International Council on Clean Transportation (ICCT) today reports that there’s a “good chance” that vehicle manufacturers will be able to meet their 2020/21 CO2 targets in time to avoid paying any penalties. The new optimism is based on incoming January 2020 data. In one shining example, the average CO2 level of new cars in France dropped from 113 g/km in December to 96 g/km in January, a 15% improvement in a single month.
The ICCT explained that the EU didn’t set interim targets – instead setting a decrease from 130 g/km in 2019 to 95 g/km in 2020.
Manufacturers did not have an incentive to comply early. Instead, they could optimize their portfolio to maximize profits by, for example, selling more high-end SUVs with high CO2 levels in 2019 before transitioning to electric cars in 2020.
Check out the tall bars on the right side of this graph for each country:
In Europe this year, meeting an average fleet-wide target of 95 grams per kilometer for nearly all its cars will take multiple measures. Automakers will roll out more EVs and hybrids and will take advantage of super credits.
Today’s article from ICCT contradicts what we heard last week from PA Consulting, which told us that automakers will likely not meet the targets and therefore face steep fines. PA Consulting used forecasts while ICCT is basing its hope on January sales numbers.
France’s EV market share jumped from 3.5% in December 2019 to 11% in January 2020.
The EU’s super-credit system means that in 2020, every low-emission vehicle registered counts twice towards manufacturers’ average CO2 emissions. The super credits are scaled back in the following years, and there’s a cap for each automaker.

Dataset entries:

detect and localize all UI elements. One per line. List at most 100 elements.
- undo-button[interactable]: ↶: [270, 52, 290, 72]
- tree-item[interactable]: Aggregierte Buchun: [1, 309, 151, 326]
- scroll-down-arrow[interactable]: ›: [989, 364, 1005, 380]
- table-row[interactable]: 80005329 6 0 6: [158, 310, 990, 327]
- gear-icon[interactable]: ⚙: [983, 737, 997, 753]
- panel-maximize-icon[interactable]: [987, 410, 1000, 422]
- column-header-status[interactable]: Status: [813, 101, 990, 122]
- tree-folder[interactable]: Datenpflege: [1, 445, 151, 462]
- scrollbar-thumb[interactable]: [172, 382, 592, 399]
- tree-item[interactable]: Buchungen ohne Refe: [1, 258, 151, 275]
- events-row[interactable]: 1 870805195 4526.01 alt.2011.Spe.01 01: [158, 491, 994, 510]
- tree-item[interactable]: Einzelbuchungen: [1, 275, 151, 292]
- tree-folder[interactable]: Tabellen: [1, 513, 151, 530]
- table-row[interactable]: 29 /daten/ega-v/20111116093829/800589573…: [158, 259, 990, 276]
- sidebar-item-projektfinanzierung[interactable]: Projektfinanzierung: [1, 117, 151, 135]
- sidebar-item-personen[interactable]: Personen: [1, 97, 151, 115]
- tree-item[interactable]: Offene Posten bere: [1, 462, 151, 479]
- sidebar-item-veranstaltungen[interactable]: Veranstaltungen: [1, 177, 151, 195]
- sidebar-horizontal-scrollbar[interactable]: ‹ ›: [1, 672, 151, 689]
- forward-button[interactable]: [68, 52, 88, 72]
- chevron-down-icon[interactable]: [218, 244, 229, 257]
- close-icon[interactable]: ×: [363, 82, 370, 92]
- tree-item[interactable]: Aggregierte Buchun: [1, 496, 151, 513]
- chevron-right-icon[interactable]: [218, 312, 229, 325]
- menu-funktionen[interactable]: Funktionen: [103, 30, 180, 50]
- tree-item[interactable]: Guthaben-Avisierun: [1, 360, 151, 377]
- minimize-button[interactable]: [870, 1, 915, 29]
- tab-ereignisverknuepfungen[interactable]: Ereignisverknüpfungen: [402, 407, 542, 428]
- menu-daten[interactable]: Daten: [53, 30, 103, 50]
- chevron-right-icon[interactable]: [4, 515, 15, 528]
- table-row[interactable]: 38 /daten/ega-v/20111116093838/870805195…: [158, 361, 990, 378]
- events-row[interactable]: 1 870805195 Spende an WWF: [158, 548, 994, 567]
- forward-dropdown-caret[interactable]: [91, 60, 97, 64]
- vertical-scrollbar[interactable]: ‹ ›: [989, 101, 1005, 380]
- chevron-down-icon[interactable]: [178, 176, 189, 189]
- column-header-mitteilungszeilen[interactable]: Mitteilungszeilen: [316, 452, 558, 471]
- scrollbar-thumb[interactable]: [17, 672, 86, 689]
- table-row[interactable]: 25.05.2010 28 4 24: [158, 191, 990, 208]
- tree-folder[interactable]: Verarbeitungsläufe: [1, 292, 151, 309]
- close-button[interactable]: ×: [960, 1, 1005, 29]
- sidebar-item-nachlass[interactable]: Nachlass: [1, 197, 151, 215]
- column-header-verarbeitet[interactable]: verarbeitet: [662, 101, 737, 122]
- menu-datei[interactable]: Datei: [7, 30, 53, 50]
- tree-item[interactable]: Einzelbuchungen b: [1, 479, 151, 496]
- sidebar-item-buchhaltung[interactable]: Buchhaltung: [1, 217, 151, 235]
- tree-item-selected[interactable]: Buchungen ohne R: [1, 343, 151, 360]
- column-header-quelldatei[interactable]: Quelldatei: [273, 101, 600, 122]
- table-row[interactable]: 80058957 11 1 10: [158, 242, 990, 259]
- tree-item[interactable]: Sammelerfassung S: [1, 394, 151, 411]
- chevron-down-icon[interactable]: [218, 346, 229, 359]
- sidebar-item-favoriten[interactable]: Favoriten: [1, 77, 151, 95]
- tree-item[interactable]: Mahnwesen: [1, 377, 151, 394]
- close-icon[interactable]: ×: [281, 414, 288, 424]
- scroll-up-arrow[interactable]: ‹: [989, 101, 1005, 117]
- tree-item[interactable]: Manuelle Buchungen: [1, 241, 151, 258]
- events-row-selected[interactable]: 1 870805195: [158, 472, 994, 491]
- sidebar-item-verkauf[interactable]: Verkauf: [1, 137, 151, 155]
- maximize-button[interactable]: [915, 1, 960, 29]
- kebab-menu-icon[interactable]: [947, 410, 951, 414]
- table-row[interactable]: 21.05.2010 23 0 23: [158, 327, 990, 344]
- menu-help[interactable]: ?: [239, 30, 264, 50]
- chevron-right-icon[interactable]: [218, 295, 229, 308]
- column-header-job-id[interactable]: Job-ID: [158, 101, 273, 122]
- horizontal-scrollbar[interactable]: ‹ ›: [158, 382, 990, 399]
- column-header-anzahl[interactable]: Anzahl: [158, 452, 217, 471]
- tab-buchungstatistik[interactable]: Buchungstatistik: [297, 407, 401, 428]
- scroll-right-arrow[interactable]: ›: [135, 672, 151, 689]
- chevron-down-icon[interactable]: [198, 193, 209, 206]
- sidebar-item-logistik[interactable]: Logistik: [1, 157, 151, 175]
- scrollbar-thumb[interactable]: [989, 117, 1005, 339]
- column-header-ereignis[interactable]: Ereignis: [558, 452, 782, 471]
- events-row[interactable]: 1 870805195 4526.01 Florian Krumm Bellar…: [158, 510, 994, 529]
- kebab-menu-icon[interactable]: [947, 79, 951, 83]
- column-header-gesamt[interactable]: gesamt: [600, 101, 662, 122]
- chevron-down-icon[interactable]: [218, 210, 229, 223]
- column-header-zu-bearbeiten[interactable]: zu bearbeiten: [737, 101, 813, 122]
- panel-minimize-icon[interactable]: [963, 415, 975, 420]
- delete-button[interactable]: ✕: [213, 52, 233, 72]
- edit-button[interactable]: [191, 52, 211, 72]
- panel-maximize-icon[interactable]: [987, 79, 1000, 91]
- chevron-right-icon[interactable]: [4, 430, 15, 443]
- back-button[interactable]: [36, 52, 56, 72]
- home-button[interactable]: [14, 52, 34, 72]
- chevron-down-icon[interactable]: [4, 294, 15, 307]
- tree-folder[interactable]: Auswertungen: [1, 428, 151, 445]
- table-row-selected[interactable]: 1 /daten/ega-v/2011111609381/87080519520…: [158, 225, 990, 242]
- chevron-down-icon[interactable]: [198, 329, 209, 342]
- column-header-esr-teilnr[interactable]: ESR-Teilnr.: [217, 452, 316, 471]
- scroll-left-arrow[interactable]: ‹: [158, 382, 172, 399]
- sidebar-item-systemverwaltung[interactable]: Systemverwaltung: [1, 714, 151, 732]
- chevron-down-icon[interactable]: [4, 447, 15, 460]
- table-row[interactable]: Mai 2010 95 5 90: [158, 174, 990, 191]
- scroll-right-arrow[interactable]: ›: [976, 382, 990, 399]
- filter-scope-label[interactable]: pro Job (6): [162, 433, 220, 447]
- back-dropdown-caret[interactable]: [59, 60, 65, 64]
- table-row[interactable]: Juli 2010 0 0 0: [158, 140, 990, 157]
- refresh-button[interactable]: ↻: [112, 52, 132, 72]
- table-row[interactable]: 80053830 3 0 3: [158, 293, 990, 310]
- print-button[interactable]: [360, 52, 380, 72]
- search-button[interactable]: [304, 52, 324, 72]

YOUR TASK: Reproduce the section of the article on EU car CO2 targets that opens with the words "Manufacturers did not" and closes with "January sales numbers.", word for word.

EXERCISE SOLUTION:
Manufacturers did not have an incentive to comply early. Instead, they could optimize their portfolio to maximize profits by, for example, selling more high-end SUVs with high CO2 levels in 2019 before transitioning to electric cars in 2020.
Check out the tall bars on the right side of this graph for each country:
In Europe this year, meeting an average fleet-wide target of 95 grams per kilometer for nearly all its cars will take multiple measures. Automakers will roll out more EVs and hybrids and will take advantage of super credits.
Today’s article from ICCT contradicts what we heard last week from PA Consulting, which told us that automakers will likely not meet the targets and therefore face steep fines. PA Consulting used forecasts while ICCT is basing its hope on January sales numbers.